begin

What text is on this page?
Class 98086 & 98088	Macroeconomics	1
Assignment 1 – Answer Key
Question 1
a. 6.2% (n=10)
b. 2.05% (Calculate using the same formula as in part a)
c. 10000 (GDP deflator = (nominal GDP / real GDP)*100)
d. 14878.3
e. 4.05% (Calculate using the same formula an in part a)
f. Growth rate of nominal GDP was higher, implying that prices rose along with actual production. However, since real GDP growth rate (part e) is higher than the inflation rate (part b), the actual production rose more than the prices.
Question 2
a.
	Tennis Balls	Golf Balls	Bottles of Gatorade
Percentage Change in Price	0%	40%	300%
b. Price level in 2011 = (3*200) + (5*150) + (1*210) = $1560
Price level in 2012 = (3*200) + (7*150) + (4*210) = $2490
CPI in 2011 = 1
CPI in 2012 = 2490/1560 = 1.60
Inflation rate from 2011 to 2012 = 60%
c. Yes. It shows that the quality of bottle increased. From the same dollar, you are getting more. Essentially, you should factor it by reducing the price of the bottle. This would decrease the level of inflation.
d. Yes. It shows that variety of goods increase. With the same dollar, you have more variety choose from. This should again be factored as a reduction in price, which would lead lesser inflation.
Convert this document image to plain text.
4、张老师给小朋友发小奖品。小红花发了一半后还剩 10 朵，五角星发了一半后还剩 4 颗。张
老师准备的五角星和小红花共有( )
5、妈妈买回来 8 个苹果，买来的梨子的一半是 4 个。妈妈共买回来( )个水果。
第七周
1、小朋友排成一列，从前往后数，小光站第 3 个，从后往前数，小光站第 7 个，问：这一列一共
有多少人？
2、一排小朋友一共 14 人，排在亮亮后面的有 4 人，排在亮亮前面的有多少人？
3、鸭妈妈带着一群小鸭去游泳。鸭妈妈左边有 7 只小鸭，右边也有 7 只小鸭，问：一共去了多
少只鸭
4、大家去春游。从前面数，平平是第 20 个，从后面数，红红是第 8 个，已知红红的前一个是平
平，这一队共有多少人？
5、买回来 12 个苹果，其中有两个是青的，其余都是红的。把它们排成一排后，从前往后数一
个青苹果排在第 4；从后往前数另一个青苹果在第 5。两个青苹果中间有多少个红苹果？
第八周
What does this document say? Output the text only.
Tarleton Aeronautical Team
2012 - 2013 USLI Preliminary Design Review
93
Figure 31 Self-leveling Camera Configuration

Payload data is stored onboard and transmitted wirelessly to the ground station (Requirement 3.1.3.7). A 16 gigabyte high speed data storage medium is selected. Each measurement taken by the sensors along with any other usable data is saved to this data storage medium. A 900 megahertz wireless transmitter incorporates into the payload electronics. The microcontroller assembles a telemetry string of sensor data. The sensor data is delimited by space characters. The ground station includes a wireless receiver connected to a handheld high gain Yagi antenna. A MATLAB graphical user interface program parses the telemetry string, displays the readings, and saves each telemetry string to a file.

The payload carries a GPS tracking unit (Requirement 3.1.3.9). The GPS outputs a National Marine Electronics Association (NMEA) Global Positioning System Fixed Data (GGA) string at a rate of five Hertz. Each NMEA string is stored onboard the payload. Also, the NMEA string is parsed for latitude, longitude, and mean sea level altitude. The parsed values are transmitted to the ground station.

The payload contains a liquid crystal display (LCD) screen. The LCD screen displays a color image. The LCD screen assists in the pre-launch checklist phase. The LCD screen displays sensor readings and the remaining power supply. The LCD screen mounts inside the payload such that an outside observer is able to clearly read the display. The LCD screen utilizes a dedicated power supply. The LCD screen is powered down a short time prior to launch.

end

Short problem – Copy out each line in the listing that has the word "document".

Completed task –
Convert this document image to plain text.
What does this document say? Output the text only.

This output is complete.